What the task asks: Work through the following lines and count those that hold the word "type". Reply with that number only.
━━━━━ Extracted data
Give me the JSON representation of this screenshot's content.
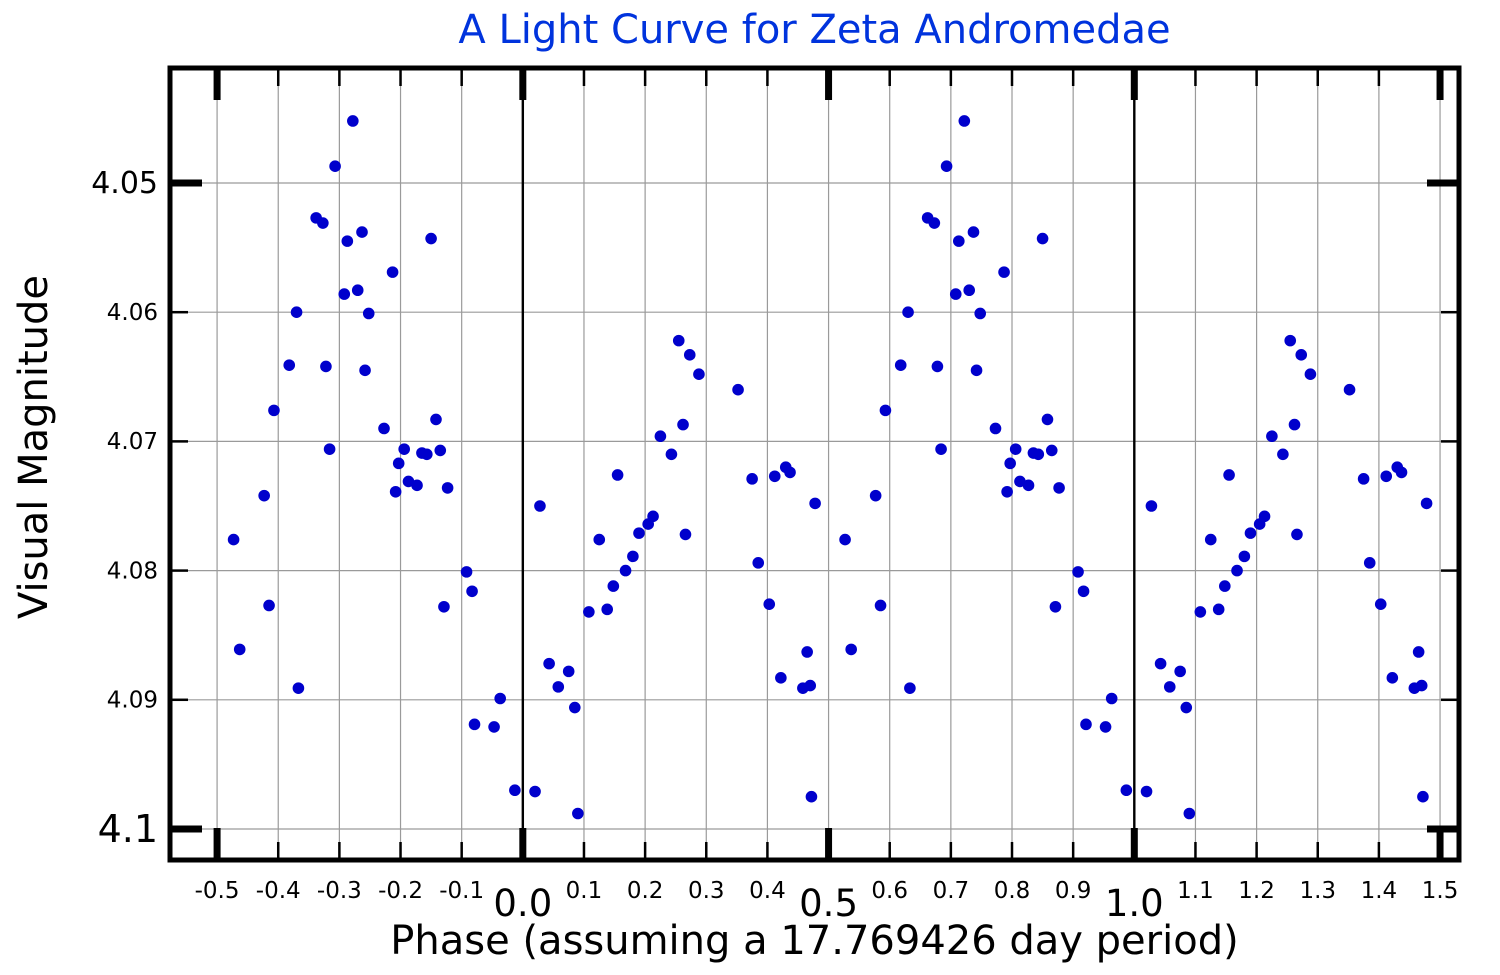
{
  "chart_data": {
    "type": "scatter",
    "title": "A Light Curve for Zeta Andromedae",
    "title_color": "#0033dd",
    "xlabel": "Phase (assuming a 17.769426 day period)",
    "ylabel": "Visual Magnitude",
    "period_days": "17.769426",
    "marker_color": "#0000cc",
    "grid_color": "#9a9a9a",
    "frame_color": "#000000",
    "background_color": "#ffffff",
    "xlim": [
      -0.577,
      1.531
    ],
    "ylim": [
      4.0411,
      4.1024
    ],
    "y_axis_inverted_note": "magnitude increases downward",
    "phase_lines": [
      0,
      1
    ],
    "replicate_offsets": [
      -1,
      0,
      1
    ],
    "visible_phase_range": [
      -0.482,
      1.515
    ],
    "x_ticks": [
      {
        "v": -0.5,
        "label": "-0.5",
        "major": true,
        "size": "sm"
      },
      {
        "v": -0.4,
        "label": "-0.4",
        "major": false,
        "size": "sm"
      },
      {
        "v": -0.3,
        "label": "-0.3",
        "major": false,
        "size": "sm"
      },
      {
        "v": -0.2,
        "label": "-0.2",
        "major": false,
        "size": "sm"
      },
      {
        "v": -0.1,
        "label": "-0.1",
        "major": false,
        "size": "sm"
      },
      {
        "v": 0,
        "label": "0.0",
        "major": true,
        "size": "lg"
      },
      {
        "v": 0.1,
        "label": "0.1",
        "major": false,
        "size": "sm"
      },
      {
        "v": 0.2,
        "label": "0.2",
        "major": false,
        "size": "sm"
      },
      {
        "v": 0.3,
        "label": "0.3",
        "major": false,
        "size": "sm"
      },
      {
        "v": 0.4,
        "label": "0.4",
        "major": false,
        "size": "sm"
      },
      {
        "v": 0.5,
        "label": "0.5",
        "major": true,
        "size": "lg"
      },
      {
        "v": 0.6,
        "label": "0.6",
        "major": false,
        "size": "sm"
      },
      {
        "v": 0.7,
        "label": "0.7",
        "major": false,
        "size": "sm"
      },
      {
        "v": 0.8,
        "label": "0.8",
        "major": false,
        "size": "sm"
      },
      {
        "v": 0.9,
        "label": "0.9",
        "major": false,
        "size": "sm"
      },
      {
        "v": 1,
        "label": "1.0",
        "major": true,
        "size": "lg"
      },
      {
        "v": 1.1,
        "label": "1.1",
        "major": false,
        "size": "sm"
      },
      {
        "v": 1.2,
        "label": "1.2",
        "major": false,
        "size": "sm"
      },
      {
        "v": 1.3,
        "label": "1.3",
        "major": false,
        "size": "sm"
      },
      {
        "v": 1.4,
        "label": "1.4",
        "major": false,
        "size": "sm"
      },
      {
        "v": 1.5,
        "label": "1.5",
        "major": true,
        "size": "sm"
      }
    ],
    "y_ticks": [
      {
        "v": 4.05,
        "label": "4.05",
        "major": true,
        "size": "md"
      },
      {
        "v": 4.06,
        "label": "4.06",
        "major": false,
        "size": "sm"
      },
      {
        "v": 4.07,
        "label": "4.07",
        "major": false,
        "size": "sm"
      },
      {
        "v": 4.08,
        "label": "4.08",
        "major": false,
        "size": "sm"
      },
      {
        "v": 4.09,
        "label": "4.09",
        "major": false,
        "size": "sm"
      },
      {
        "v": 4.1,
        "label": "4.1",
        "major": true,
        "size": "lg"
      }
    ],
    "points": [
      [
        0.02,
        4.0971
      ],
      [
        0.028,
        4.075
      ],
      [
        0.043,
        4.0872
      ],
      [
        0.058,
        4.089
      ],
      [
        0.075,
        4.0878
      ],
      [
        0.085,
        4.0906
      ],
      [
        0.09,
        4.0988
      ],
      [
        0.108,
        4.0832
      ],
      [
        0.125,
        4.0776
      ],
      [
        0.138,
        4.083
      ],
      [
        0.148,
        4.0812
      ],
      [
        0.155,
        4.0726
      ],
      [
        0.168,
        4.08
      ],
      [
        0.18,
        4.0789
      ],
      [
        0.19,
        4.0771
      ],
      [
        0.205,
        4.0764
      ],
      [
        0.213,
        4.0758
      ],
      [
        0.225,
        4.0696
      ],
      [
        0.243,
        4.071
      ],
      [
        0.255,
        4.0622
      ],
      [
        0.262,
        4.0687
      ],
      [
        0.266,
        4.0772
      ],
      [
        0.273,
        4.0633
      ],
      [
        0.288,
        4.0648
      ],
      [
        0.352,
        4.066
      ],
      [
        0.375,
        4.0729
      ],
      [
        0.385,
        4.0794
      ],
      [
        0.403,
        4.0826
      ],
      [
        0.412,
        4.0727
      ],
      [
        0.422,
        4.0883
      ],
      [
        0.43,
        4.072
      ],
      [
        0.437,
        4.0724
      ],
      [
        0.458,
        4.0891
      ],
      [
        0.465,
        4.0863
      ],
      [
        0.47,
        4.0889
      ],
      [
        0.472,
        4.0975
      ],
      [
        0.478,
        4.0748
      ],
      [
        0.527,
        4.0776
      ],
      [
        0.537,
        4.0861
      ],
      [
        0.577,
        4.0742
      ],
      [
        0.585,
        4.0827
      ],
      [
        0.593,
        4.0676
      ],
      [
        0.618,
        4.0641
      ],
      [
        0.63,
        4.06
      ],
      [
        0.633,
        4.0891
      ],
      [
        0.662,
        4.0527
      ],
      [
        0.673,
        4.0531
      ],
      [
        0.678,
        4.0642
      ],
      [
        0.684,
        4.0706
      ],
      [
        0.693,
        4.0487
      ],
      [
        0.708,
        4.0586
      ],
      [
        0.713,
        4.0545
      ],
      [
        0.722,
        4.0452
      ],
      [
        0.73,
        4.0583
      ],
      [
        0.737,
        4.0538
      ],
      [
        0.742,
        4.0645
      ],
      [
        0.748,
        4.0601
      ],
      [
        0.773,
        4.069
      ],
      [
        0.787,
        4.0569
      ],
      [
        0.792,
        4.0739
      ],
      [
        0.797,
        4.0717
      ],
      [
        0.806,
        4.0706
      ],
      [
        0.813,
        4.0731
      ],
      [
        0.827,
        4.0734
      ],
      [
        0.835,
        4.0709
      ],
      [
        0.843,
        4.071
      ],
      [
        0.85,
        4.0543
      ],
      [
        0.858,
        4.0683
      ],
      [
        0.865,
        4.0707
      ],
      [
        0.871,
        4.0828
      ],
      [
        0.877,
        4.0736
      ],
      [
        0.908,
        4.0801
      ],
      [
        0.917,
        4.0816
      ],
      [
        0.921,
        4.0919
      ],
      [
        0.953,
        4.0921
      ],
      [
        0.963,
        4.0899
      ],
      [
        0.987,
        4.097
      ]
    ]
  }
}
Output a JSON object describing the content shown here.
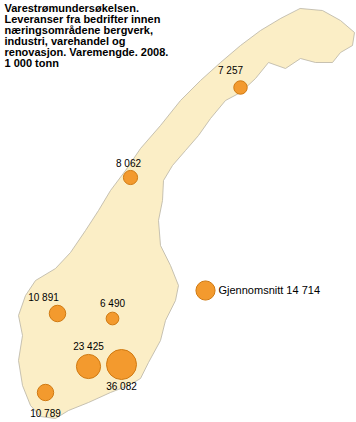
{
  "chart_data": {
    "type": "bubble",
    "title": "Varestrømundersøkelsen. Leveranser fra bedrifter innen næringsområdene bergverk, industri, varehandel og renovasjon. Varemengde. 2008. 1 000 tonn",
    "values": [
      7257,
      8062,
      10891,
      6490,
      23425,
      36082,
      10789
    ],
    "value_labels": [
      "7 257",
      "8 062",
      "10 891",
      "6 490",
      "23 425",
      "36 082",
      "10 789"
    ],
    "data_labels": true,
    "color": "#f39a2e",
    "reference": {
      "name": "Gjennomsnitt",
      "value": 14714,
      "value_label": "14 714"
    }
  }
}
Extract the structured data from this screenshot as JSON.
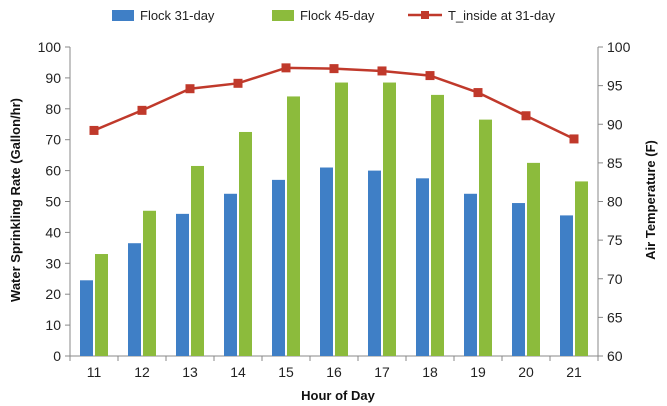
{
  "chart_data": {
    "type": "bar",
    "categories": [
      "11",
      "12",
      "13",
      "14",
      "15",
      "16",
      "17",
      "18",
      "19",
      "20",
      "21"
    ],
    "series": [
      {
        "name": "Flock 31-day",
        "kind": "bar",
        "axis": "left",
        "color": "#3f7fc6",
        "values": [
          24.5,
          36.5,
          46,
          52.5,
          57,
          61,
          60,
          57.5,
          52.5,
          49.5,
          45.5
        ]
      },
      {
        "name": "Flock 45-day",
        "kind": "bar",
        "axis": "left",
        "color": "#8cbb3c",
        "values": [
          33,
          47,
          61.5,
          72.5,
          84,
          88.5,
          88.5,
          84.5,
          76.5,
          62.5,
          56.5
        ]
      },
      {
        "name": "T_inside at 31-day",
        "kind": "line",
        "axis": "right",
        "color": "#c0392b",
        "values": [
          89.2,
          91.8,
          94.6,
          95.3,
          97.3,
          97.2,
          96.9,
          96.3,
          94.1,
          91.1,
          88.1
        ]
      }
    ],
    "xlabel": "Hour of Day",
    "ylabel": "Water Sprinkling Rate (Gallon/hr)",
    "y2label": "Air Temperature (F)",
    "ylim": [
      0,
      100
    ],
    "y2lim": [
      60,
      100
    ],
    "yticks": [
      "0",
      "10",
      "20",
      "30",
      "40",
      "50",
      "60",
      "70",
      "80",
      "90",
      "100"
    ],
    "y2ticks": [
      "60",
      "65",
      "70",
      "75",
      "80",
      "85",
      "90",
      "95",
      "100"
    ],
    "legend_position": "top",
    "grid": false
  }
}
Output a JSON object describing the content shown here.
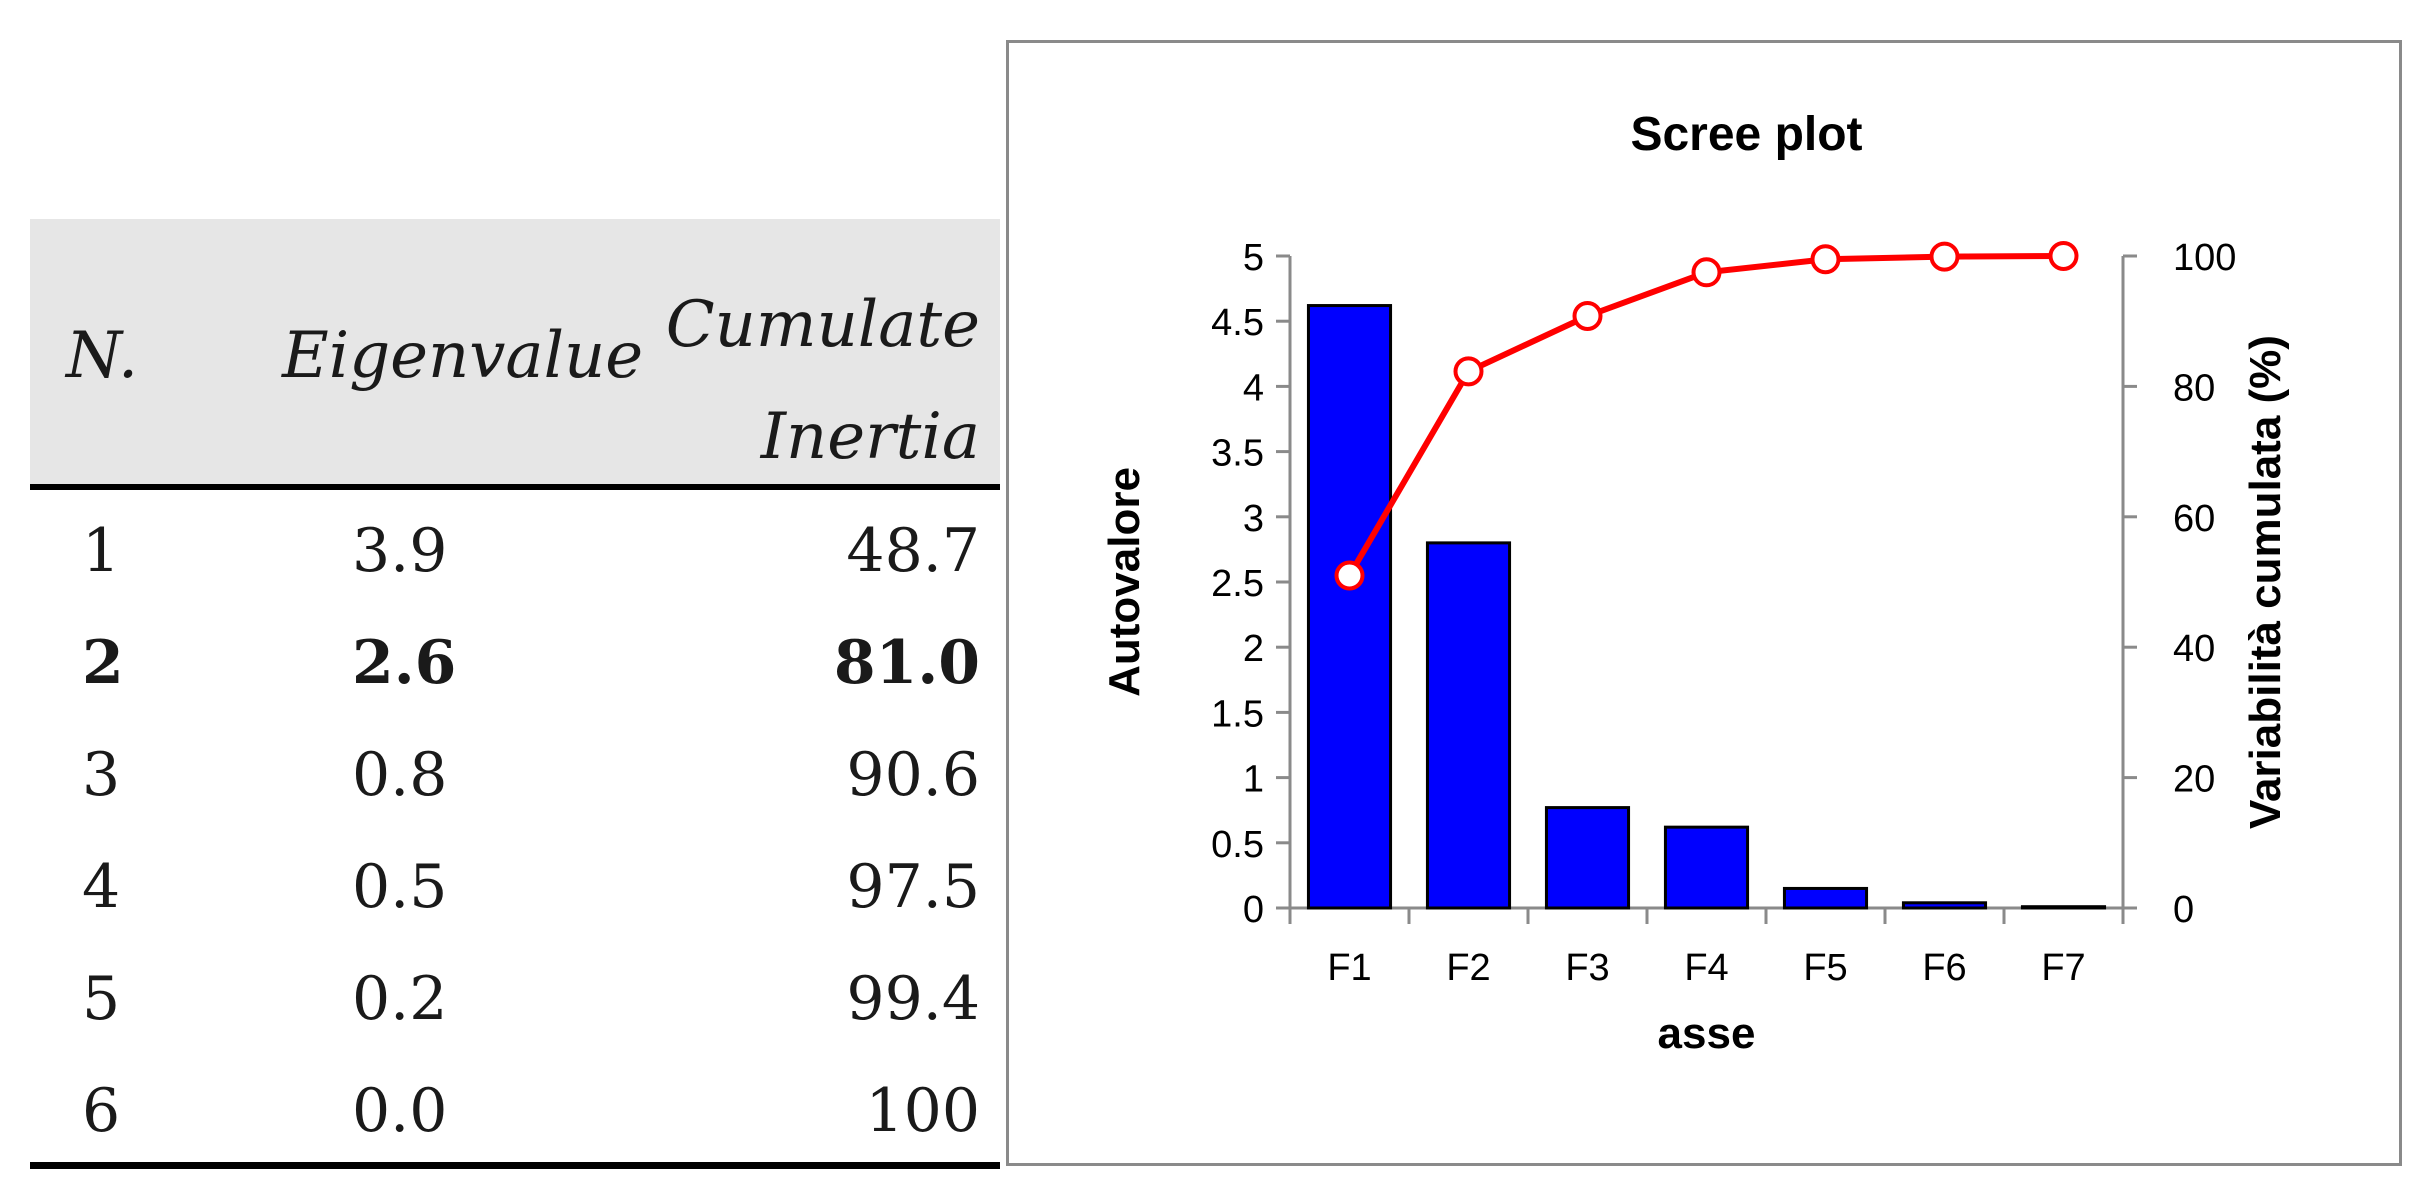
{
  "table": {
    "headers": {
      "n": "N.",
      "eigenvalue": "Eigenvalue",
      "cumulate_line1": "Cumulate",
      "cumulate_line2": "Inertia"
    },
    "rows": [
      {
        "n": "1",
        "eigenvalue": "3.9",
        "cumulate": "48.7",
        "bold": false
      },
      {
        "n": "2",
        "eigenvalue": "2.6",
        "cumulate": "81.0",
        "bold": true
      },
      {
        "n": "3",
        "eigenvalue": "0.8",
        "cumulate": "90.6",
        "bold": false
      },
      {
        "n": "4",
        "eigenvalue": "0.5",
        "cumulate": "97.5",
        "bold": false
      },
      {
        "n": "5",
        "eigenvalue": "0.2",
        "cumulate": "99.4",
        "bold": false
      },
      {
        "n": "6",
        "eigenvalue": "0.0",
        "cumulate": "100",
        "bold": false
      }
    ]
  },
  "chart_data": {
    "type": "bar",
    "title": "Scree plot",
    "xlabel": "asse",
    "ylabel": "Autovalore",
    "y2label": "Variabilità cumulata (%)",
    "categories": [
      "F1",
      "F2",
      "F3",
      "F4",
      "F5",
      "F6",
      "F7"
    ],
    "ylim": [
      0,
      5
    ],
    "yticks": [
      "0",
      "0.5",
      "1",
      "1.5",
      "2",
      "2.5",
      "3",
      "3.5",
      "4",
      "4.5",
      "5"
    ],
    "y2lim": [
      0,
      100
    ],
    "y2ticks": [
      "0",
      "20",
      "40",
      "60",
      "80",
      "100"
    ],
    "series": [
      {
        "type": "bar",
        "axis": "left",
        "color": "#0000ff",
        "values": [
          4.62,
          2.8,
          0.77,
          0.62,
          0.15,
          0.04,
          0.01
        ]
      },
      {
        "type": "line",
        "axis": "right",
        "color": "#ff0000",
        "values": [
          51,
          82.3,
          90.8,
          97.5,
          99.5,
          99.9,
          100
        ]
      }
    ],
    "grid": false
  }
}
━━━━━━━━━━
Exercise result: 6